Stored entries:
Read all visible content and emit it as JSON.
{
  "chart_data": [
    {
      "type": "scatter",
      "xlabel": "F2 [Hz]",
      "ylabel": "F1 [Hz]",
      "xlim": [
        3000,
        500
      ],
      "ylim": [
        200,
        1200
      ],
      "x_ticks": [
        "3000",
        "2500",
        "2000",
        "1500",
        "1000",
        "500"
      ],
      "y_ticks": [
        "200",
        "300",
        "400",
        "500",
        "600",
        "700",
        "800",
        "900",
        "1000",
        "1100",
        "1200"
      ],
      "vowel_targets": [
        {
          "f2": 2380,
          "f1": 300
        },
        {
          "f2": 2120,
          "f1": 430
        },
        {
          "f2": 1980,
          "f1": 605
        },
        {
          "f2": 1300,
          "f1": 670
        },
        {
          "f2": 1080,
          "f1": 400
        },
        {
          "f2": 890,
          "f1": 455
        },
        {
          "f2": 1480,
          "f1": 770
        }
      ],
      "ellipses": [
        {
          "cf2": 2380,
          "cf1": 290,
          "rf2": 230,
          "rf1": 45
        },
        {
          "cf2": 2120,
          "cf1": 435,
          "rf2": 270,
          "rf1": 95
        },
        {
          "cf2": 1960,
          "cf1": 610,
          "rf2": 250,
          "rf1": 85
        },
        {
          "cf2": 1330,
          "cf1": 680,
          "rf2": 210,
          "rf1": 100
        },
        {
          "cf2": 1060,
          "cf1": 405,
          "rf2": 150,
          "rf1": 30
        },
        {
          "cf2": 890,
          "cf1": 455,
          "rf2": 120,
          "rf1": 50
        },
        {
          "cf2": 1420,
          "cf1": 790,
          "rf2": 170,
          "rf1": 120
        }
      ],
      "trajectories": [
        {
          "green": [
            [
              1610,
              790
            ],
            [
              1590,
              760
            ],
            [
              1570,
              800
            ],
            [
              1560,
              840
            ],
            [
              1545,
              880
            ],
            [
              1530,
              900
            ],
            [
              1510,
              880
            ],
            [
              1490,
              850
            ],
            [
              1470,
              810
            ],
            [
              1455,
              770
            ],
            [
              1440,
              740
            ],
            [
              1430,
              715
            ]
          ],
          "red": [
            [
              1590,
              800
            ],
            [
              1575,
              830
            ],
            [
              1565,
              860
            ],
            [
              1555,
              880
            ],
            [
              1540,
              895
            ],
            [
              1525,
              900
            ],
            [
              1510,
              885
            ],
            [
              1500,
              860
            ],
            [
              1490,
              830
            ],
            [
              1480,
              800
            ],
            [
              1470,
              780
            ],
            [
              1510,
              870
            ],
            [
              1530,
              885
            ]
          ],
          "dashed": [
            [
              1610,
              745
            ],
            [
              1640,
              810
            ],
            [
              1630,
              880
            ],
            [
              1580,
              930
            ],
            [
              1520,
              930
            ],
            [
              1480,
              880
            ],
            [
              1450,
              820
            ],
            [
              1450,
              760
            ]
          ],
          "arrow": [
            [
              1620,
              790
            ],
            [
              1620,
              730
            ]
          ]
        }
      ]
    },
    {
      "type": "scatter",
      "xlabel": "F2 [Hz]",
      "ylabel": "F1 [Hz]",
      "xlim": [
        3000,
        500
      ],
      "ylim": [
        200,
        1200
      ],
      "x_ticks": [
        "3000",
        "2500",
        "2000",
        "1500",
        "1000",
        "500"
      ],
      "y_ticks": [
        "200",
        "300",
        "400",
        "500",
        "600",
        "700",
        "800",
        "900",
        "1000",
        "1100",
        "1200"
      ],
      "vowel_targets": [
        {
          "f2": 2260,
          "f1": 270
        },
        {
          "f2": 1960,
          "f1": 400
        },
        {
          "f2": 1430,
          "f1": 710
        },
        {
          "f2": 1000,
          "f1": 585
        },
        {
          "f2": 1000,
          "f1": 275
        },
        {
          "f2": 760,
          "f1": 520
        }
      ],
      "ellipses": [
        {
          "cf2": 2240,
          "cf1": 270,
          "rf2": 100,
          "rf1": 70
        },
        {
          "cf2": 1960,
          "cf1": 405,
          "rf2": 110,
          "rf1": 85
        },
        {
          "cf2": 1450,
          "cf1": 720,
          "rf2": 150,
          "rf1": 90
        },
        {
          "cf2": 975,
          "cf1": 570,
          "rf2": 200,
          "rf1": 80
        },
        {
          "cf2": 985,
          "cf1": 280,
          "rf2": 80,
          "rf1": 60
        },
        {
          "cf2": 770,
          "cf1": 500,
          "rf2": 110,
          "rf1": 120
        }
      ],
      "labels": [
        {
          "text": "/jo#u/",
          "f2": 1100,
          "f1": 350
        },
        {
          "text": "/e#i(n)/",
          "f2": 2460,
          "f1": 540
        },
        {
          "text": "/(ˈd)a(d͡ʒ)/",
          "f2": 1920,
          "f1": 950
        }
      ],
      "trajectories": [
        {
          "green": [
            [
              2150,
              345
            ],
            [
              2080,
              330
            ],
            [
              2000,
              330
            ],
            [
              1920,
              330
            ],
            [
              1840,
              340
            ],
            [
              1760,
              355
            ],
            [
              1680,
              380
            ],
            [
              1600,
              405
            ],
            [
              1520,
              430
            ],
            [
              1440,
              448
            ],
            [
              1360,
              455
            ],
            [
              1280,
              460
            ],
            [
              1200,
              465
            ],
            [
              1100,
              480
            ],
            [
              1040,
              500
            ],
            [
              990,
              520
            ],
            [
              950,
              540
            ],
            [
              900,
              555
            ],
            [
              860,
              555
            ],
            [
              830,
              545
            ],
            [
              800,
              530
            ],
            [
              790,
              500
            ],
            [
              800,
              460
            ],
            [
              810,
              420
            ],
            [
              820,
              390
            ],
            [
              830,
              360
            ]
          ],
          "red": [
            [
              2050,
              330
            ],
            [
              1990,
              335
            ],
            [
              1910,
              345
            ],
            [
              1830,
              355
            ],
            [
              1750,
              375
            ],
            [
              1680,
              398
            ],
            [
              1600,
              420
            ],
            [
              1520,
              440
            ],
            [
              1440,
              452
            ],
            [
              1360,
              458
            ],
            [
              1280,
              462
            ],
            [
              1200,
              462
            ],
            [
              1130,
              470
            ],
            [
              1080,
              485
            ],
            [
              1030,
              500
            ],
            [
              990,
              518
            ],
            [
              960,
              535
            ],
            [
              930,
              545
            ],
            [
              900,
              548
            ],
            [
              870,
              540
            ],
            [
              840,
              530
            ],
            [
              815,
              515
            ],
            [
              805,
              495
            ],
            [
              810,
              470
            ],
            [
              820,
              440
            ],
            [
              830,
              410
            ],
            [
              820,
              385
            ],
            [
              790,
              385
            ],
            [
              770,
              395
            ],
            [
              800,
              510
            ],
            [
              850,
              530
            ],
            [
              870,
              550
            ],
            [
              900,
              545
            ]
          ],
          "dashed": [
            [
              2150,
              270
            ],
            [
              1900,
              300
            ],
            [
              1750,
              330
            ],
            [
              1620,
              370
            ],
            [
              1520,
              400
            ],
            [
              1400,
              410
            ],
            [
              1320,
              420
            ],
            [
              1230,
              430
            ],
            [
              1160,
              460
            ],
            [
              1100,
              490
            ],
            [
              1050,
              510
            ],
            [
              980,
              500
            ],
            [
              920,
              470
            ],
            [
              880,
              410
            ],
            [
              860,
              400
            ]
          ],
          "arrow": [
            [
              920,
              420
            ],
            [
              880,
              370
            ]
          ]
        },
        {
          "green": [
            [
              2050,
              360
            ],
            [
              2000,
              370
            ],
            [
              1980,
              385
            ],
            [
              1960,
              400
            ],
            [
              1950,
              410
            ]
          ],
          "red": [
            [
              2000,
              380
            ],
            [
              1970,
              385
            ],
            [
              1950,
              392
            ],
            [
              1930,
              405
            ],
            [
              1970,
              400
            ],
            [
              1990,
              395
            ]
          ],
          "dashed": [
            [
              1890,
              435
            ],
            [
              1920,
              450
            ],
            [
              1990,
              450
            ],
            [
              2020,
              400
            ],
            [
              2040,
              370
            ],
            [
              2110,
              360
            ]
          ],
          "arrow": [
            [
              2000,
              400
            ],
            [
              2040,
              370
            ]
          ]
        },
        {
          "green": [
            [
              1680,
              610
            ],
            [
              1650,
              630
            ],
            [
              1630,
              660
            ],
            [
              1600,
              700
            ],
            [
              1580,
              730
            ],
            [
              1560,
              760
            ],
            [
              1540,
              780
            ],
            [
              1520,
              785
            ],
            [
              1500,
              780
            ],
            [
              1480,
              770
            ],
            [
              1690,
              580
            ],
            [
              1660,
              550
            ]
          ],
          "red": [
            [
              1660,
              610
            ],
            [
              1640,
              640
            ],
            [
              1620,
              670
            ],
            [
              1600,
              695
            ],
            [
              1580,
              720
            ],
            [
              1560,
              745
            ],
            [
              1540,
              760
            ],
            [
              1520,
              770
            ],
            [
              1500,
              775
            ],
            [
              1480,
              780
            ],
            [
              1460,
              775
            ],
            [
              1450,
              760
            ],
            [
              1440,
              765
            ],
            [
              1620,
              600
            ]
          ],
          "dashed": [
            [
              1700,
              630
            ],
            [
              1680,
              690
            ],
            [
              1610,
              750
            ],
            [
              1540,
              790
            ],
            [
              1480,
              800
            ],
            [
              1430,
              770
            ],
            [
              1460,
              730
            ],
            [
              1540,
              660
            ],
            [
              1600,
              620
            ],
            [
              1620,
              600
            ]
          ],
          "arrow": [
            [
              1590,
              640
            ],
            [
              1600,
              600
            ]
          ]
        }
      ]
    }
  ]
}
* * *
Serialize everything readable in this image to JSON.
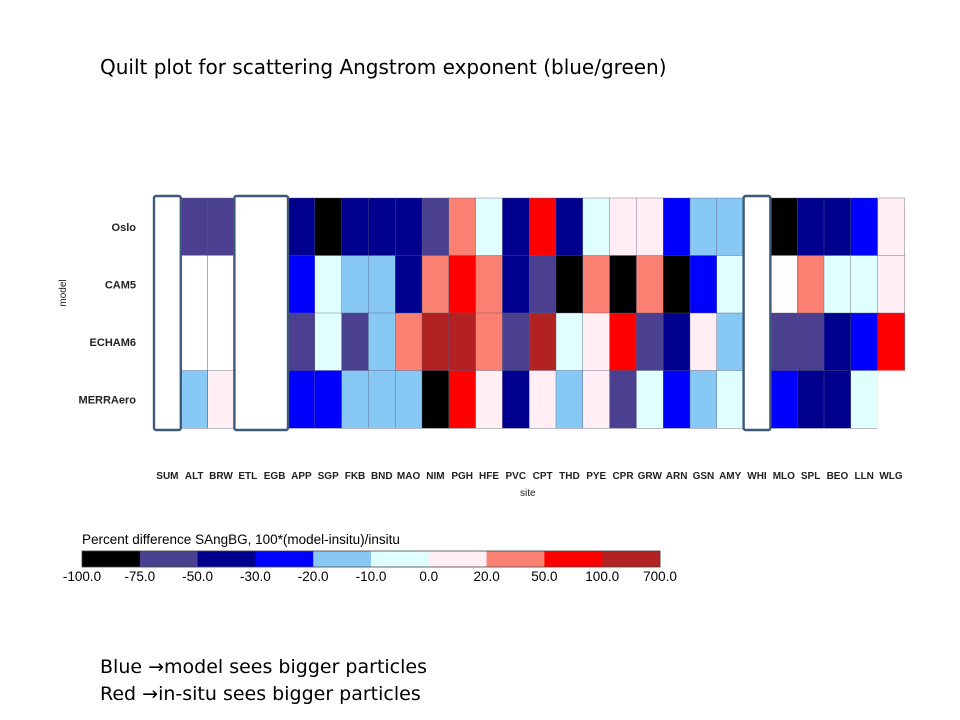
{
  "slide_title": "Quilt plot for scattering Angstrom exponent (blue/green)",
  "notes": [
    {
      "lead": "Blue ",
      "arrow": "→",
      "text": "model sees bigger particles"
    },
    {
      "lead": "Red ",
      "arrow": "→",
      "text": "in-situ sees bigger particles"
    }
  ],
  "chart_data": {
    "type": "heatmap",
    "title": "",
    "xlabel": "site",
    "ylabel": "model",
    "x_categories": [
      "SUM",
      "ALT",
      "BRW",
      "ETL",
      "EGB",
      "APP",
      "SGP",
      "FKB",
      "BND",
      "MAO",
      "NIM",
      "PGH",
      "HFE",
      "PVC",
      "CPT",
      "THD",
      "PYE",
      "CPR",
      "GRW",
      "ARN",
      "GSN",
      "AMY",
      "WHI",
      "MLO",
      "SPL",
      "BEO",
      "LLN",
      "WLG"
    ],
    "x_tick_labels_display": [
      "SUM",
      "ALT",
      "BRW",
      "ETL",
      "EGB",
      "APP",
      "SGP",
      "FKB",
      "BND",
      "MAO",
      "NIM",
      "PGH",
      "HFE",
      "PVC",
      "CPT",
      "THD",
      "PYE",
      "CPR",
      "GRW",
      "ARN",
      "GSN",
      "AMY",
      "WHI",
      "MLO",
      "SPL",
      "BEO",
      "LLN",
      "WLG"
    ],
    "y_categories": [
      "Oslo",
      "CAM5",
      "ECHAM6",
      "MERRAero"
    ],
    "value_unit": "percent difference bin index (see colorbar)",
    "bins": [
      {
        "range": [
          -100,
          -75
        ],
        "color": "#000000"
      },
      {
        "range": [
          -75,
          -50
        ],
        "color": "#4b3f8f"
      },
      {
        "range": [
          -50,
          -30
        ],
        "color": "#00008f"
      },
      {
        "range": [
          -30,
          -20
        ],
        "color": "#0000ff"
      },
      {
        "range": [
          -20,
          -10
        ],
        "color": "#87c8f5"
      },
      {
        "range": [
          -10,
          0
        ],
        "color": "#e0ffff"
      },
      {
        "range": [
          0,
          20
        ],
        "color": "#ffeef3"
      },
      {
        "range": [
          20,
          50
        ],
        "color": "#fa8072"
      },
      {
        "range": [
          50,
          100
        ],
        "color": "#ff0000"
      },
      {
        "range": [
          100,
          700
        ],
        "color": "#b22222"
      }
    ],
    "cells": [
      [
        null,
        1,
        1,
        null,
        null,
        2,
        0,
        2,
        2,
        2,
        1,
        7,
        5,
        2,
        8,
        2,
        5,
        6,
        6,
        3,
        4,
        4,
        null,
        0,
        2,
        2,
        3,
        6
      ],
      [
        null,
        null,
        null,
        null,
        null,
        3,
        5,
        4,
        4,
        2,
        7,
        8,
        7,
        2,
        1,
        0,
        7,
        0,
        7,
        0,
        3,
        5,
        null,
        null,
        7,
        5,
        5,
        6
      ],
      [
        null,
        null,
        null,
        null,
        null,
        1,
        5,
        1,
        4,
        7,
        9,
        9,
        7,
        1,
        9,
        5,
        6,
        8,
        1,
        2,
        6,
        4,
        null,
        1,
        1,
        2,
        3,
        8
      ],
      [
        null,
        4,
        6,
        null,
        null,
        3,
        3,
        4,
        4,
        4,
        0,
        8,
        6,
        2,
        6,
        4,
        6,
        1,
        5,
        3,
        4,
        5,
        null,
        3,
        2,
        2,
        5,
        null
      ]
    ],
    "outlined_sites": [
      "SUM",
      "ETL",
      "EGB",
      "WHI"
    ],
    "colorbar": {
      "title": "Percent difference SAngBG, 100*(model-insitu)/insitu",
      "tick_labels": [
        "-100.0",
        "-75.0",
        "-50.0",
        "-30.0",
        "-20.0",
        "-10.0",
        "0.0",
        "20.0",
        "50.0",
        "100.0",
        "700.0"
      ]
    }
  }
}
* * *
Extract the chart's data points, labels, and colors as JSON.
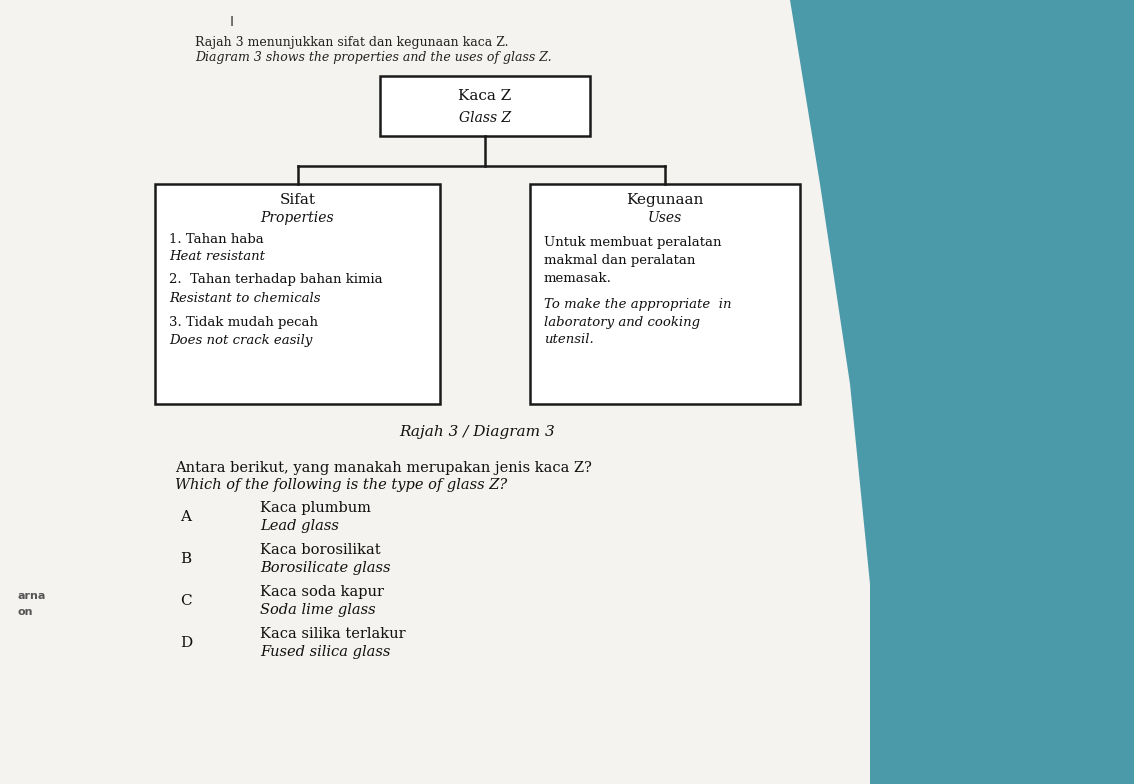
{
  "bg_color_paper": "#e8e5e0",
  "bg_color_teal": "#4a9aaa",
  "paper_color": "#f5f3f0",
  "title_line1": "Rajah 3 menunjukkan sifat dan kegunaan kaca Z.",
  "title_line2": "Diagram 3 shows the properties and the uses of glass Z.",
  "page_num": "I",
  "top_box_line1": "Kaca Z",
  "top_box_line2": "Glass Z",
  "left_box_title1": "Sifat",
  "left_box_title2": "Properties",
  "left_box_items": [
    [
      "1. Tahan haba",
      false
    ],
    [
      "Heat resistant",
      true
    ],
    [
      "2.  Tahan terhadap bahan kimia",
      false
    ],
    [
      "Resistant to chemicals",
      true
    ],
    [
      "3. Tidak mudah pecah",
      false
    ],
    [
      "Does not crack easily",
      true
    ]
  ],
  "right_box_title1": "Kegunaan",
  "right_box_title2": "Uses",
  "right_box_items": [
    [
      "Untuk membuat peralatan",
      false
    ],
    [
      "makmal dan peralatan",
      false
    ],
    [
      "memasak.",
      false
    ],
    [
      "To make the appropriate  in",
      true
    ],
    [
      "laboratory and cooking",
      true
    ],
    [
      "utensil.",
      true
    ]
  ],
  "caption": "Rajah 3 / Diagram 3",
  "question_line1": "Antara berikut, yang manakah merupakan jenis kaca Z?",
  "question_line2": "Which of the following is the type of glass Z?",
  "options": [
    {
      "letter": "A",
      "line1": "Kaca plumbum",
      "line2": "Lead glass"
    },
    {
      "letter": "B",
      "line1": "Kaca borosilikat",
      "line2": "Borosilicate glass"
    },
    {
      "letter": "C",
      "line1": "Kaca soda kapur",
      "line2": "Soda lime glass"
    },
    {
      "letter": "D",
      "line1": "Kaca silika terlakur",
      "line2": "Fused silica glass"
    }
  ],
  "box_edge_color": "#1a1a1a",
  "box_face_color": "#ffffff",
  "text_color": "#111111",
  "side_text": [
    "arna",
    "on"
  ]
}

What you are asked to do:
Scan the material above. Copy each line where "Tahan" occurs.

Result below:
      "1. Tahan haba",
      "2.  Tahan terhadap bahan kimia",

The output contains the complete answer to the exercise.